> Directions:
Check each line of the material. Copy those containing "name".

> Data provided:
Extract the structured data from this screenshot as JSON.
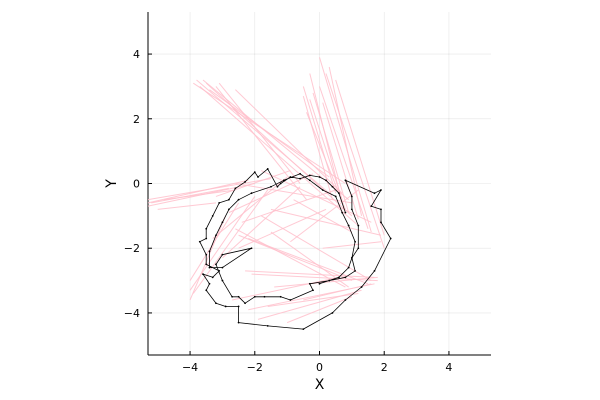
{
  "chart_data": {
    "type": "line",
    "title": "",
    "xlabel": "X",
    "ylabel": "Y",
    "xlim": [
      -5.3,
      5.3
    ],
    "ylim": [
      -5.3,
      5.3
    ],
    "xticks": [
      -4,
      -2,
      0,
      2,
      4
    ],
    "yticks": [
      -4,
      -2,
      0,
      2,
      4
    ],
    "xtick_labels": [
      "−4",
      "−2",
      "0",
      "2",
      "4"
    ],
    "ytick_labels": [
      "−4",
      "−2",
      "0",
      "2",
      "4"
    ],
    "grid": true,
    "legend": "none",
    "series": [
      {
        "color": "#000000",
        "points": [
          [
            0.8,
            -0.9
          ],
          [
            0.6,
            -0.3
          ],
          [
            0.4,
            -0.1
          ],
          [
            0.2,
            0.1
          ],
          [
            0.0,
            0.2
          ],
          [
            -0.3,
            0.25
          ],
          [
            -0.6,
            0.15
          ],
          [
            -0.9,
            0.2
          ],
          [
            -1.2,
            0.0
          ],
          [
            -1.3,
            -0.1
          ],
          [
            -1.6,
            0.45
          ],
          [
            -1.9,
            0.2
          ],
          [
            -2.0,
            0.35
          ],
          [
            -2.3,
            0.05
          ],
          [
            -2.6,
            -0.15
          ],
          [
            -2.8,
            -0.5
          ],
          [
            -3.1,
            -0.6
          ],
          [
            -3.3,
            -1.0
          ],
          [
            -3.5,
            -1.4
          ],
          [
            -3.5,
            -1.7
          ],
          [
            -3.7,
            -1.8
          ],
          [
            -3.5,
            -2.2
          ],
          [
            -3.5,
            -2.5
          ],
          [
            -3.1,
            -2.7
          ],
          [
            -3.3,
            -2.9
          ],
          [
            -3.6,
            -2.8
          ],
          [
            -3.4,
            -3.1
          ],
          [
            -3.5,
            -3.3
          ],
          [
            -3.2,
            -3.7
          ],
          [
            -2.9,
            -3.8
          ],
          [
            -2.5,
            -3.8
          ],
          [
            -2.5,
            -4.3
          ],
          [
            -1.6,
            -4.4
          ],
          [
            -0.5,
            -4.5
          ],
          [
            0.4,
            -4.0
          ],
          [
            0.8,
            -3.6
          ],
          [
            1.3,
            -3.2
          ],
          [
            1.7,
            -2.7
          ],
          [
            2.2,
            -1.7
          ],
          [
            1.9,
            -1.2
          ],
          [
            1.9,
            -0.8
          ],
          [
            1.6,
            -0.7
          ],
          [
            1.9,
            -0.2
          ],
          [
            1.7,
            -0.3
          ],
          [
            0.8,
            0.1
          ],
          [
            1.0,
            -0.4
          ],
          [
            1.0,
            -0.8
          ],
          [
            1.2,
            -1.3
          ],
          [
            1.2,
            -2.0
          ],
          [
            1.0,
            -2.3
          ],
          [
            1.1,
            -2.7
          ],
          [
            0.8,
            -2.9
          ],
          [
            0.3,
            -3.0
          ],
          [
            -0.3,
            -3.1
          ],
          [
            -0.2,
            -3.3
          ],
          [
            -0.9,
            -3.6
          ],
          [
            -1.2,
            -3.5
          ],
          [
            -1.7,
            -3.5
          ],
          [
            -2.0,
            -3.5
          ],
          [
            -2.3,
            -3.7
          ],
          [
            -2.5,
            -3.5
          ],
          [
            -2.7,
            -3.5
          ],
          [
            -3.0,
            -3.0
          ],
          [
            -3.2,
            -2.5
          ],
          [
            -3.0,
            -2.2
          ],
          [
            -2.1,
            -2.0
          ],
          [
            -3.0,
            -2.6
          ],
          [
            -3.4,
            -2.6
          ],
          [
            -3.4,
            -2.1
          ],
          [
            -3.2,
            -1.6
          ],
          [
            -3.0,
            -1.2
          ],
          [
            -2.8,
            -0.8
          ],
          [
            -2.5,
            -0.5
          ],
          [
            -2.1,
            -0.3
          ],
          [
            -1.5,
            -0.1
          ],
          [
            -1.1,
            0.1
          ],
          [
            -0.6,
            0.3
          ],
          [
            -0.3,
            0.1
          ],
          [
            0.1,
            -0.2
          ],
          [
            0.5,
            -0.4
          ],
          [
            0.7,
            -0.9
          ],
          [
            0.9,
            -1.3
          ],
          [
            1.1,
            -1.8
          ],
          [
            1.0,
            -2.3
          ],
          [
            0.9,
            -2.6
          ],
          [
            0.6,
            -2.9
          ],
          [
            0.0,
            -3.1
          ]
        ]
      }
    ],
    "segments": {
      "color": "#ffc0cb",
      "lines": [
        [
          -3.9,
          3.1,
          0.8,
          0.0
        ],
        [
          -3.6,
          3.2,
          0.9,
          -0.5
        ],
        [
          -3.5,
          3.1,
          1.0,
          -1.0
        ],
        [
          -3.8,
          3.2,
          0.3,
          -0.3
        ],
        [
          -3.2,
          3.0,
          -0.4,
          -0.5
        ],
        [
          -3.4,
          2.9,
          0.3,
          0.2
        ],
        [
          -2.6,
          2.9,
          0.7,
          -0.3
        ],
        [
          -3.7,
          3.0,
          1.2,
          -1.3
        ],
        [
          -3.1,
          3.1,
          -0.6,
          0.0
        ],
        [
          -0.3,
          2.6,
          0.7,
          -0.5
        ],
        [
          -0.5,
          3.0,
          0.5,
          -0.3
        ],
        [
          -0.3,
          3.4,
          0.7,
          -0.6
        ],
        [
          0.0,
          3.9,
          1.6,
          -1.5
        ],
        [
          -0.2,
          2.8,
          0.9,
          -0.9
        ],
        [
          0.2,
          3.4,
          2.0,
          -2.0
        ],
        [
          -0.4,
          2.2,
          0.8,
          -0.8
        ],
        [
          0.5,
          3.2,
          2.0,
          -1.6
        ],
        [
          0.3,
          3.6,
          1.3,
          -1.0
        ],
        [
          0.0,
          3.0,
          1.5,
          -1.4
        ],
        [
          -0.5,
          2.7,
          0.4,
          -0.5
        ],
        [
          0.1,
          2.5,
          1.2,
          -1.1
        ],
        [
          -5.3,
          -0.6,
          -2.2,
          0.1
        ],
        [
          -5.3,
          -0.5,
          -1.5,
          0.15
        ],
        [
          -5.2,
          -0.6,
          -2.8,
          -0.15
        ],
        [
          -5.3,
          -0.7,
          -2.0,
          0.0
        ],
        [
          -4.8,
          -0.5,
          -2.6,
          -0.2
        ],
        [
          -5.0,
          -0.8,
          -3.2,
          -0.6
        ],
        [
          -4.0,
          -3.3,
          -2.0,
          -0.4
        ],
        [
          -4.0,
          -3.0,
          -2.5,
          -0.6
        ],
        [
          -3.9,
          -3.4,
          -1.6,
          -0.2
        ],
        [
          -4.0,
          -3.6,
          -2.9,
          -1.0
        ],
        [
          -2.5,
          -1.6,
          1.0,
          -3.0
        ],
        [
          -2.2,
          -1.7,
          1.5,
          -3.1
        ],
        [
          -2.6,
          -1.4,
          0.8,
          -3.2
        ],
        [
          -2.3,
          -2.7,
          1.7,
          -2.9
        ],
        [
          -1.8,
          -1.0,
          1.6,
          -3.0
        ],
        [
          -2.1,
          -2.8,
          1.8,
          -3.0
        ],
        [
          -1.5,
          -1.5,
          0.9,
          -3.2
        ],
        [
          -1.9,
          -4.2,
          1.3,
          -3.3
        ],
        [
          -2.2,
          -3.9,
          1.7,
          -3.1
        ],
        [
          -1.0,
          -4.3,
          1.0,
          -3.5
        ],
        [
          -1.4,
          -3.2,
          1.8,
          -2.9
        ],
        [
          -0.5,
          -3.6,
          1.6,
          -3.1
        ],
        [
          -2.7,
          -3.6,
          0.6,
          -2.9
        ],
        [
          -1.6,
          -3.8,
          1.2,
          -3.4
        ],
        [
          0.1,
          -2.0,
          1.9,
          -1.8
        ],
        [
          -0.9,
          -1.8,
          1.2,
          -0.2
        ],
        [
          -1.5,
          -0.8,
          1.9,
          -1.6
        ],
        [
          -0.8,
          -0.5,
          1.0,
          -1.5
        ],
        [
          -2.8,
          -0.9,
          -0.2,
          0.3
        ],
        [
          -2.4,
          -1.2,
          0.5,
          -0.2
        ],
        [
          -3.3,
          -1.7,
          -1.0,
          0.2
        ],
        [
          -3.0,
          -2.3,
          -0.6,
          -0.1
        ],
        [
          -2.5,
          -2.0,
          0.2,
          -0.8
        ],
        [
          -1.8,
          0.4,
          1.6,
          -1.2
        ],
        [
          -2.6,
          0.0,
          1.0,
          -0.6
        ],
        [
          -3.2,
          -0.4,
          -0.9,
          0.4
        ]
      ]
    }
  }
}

---

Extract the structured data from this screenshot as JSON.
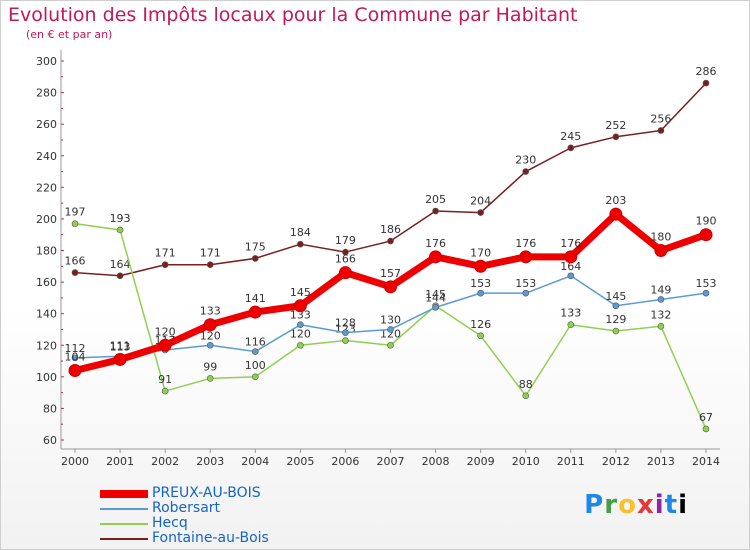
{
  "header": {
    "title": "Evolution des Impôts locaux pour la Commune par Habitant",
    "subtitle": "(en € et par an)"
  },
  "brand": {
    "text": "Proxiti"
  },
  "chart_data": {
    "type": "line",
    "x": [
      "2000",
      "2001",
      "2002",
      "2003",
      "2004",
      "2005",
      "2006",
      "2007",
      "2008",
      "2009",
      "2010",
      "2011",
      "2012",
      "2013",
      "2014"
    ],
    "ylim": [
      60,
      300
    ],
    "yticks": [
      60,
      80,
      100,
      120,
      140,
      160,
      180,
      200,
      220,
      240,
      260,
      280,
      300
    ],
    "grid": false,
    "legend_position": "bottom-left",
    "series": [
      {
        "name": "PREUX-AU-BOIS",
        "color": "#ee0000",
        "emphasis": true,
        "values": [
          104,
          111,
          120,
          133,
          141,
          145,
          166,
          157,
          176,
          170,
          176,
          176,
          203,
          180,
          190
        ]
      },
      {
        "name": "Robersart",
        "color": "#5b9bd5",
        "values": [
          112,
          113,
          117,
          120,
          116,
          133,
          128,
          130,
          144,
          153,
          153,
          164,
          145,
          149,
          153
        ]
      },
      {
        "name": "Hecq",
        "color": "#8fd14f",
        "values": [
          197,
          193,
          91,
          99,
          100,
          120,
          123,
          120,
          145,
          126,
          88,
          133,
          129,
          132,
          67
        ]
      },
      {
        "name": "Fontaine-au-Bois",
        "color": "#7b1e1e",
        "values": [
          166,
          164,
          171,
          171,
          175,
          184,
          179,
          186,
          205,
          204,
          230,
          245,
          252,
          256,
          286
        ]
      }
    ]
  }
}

* * *

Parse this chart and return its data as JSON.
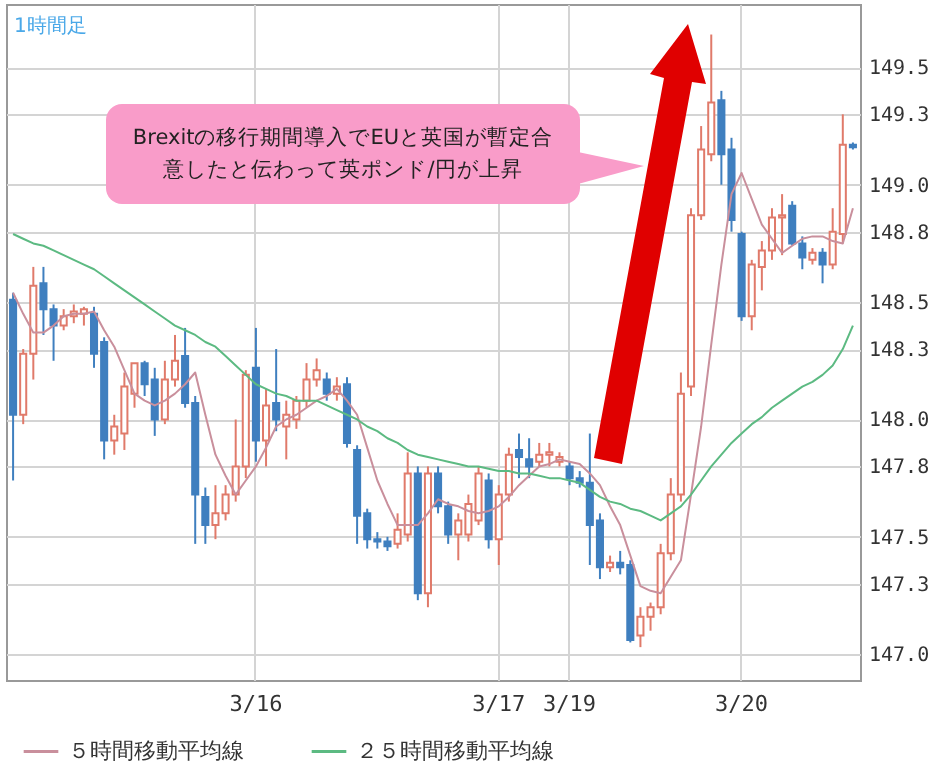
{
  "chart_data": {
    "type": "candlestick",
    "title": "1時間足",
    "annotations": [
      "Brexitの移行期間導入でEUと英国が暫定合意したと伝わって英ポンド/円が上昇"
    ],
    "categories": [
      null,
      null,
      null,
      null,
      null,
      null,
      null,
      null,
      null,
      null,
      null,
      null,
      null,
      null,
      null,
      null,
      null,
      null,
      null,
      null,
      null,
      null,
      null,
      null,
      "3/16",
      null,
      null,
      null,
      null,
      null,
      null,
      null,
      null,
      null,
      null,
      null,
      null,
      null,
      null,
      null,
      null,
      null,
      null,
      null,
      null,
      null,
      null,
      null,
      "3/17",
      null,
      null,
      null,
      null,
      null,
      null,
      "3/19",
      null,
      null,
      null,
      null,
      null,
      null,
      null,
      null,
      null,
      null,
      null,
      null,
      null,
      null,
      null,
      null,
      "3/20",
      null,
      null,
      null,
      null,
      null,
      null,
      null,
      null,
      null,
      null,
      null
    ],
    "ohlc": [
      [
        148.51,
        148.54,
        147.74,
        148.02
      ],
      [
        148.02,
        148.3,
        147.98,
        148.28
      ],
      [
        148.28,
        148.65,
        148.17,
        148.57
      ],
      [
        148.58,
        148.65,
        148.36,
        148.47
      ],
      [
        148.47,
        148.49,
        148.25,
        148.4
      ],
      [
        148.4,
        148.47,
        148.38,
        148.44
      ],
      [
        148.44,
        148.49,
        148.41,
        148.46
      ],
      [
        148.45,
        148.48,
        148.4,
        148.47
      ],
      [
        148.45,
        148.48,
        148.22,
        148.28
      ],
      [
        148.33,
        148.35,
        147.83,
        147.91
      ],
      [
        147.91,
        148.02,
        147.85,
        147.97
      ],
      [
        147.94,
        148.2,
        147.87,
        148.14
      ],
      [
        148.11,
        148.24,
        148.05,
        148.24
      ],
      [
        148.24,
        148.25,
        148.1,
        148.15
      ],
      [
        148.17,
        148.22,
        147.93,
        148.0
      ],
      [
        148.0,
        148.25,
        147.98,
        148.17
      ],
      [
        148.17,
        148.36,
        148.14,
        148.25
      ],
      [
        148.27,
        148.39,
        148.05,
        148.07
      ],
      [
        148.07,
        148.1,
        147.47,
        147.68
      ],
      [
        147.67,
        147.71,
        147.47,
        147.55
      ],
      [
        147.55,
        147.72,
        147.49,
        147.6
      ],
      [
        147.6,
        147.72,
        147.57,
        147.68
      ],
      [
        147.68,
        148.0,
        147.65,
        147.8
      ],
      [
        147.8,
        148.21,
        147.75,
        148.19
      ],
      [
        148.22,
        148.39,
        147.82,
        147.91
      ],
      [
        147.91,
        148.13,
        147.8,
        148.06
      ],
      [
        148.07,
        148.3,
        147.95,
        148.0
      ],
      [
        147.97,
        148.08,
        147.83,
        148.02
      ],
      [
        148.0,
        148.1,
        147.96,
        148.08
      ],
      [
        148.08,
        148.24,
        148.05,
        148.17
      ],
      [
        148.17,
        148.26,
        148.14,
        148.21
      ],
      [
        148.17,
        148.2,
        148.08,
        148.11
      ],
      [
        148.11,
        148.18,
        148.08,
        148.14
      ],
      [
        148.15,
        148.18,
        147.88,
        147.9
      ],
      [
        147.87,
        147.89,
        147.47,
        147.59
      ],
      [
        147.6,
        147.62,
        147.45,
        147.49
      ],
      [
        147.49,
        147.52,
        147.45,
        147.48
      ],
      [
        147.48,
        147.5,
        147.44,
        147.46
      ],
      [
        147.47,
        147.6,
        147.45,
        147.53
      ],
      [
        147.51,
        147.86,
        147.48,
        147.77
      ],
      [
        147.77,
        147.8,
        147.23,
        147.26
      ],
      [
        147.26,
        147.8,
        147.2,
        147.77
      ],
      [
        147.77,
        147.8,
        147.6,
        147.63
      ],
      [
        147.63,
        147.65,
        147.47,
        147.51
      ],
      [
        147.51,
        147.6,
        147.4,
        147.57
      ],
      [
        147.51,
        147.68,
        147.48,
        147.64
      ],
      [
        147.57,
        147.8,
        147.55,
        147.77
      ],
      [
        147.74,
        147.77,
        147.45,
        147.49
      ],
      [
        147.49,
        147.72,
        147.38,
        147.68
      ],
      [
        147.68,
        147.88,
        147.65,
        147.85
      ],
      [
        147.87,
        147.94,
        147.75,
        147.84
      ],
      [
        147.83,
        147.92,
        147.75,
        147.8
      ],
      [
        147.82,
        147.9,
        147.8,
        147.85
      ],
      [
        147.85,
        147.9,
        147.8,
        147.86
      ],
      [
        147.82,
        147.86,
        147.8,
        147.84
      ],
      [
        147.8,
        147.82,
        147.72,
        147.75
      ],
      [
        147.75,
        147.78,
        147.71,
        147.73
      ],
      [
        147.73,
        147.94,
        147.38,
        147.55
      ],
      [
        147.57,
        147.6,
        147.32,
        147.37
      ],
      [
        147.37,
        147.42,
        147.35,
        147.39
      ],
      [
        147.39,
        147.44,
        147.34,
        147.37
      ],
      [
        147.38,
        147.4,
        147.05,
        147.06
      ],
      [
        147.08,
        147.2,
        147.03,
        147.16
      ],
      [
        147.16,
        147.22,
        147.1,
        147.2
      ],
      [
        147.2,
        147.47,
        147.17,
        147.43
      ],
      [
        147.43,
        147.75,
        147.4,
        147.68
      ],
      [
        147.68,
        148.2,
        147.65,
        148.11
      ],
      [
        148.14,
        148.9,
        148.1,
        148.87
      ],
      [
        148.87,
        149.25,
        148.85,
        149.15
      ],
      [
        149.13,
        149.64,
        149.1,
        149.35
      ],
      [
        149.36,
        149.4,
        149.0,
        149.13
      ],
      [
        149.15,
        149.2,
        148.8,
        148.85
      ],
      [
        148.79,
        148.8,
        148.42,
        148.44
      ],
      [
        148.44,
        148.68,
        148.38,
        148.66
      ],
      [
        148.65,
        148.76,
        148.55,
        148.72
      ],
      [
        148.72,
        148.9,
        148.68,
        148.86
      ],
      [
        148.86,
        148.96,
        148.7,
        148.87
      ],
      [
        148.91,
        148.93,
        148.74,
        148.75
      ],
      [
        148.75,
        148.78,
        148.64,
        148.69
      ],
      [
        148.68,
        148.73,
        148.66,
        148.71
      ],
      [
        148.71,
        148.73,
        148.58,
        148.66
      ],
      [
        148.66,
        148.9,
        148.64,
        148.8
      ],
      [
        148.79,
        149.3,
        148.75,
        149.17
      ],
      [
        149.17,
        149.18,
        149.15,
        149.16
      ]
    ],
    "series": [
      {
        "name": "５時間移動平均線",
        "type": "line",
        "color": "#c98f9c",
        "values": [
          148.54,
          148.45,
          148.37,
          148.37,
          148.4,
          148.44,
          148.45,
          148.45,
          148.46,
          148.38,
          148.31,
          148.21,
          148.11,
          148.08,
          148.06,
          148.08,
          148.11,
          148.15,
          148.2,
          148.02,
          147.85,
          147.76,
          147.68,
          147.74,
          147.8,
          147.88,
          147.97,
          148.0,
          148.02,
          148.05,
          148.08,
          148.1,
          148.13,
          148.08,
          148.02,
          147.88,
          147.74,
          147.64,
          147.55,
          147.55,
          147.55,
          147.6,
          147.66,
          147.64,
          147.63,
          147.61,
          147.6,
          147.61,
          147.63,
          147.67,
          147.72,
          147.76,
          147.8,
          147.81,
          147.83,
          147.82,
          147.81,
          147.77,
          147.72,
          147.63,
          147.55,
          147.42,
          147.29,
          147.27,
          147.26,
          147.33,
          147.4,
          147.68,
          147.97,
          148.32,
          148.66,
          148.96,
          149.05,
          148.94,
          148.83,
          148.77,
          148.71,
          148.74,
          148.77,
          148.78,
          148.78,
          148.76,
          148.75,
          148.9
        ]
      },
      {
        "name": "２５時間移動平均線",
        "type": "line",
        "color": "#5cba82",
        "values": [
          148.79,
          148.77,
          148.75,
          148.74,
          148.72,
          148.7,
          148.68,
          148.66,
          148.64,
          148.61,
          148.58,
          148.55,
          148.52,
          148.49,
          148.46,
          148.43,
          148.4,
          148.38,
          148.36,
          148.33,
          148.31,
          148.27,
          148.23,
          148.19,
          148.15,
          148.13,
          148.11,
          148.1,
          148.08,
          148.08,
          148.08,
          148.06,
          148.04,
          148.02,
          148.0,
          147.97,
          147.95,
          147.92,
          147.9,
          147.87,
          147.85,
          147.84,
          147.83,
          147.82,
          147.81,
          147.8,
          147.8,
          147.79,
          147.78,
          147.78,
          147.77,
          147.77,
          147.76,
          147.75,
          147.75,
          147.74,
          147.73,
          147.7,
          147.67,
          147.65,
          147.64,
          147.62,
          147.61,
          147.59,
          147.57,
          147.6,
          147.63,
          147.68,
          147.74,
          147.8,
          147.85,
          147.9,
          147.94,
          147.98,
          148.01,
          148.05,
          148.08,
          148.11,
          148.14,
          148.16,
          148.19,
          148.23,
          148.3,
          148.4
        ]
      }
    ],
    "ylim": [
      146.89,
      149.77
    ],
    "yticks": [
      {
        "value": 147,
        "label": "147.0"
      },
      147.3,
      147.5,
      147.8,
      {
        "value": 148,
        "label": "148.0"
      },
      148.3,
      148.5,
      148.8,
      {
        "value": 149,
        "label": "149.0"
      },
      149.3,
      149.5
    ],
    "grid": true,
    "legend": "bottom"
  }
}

> Response to the exercise:
        "name": "PREUX-AU-BOIS",
        "name": "Robersart",
        "name": "Hecq",
        "name": "Fontaine-au-Bois",
        "name": "５時間移動平均線",
        "name": "２５時間移動平均線",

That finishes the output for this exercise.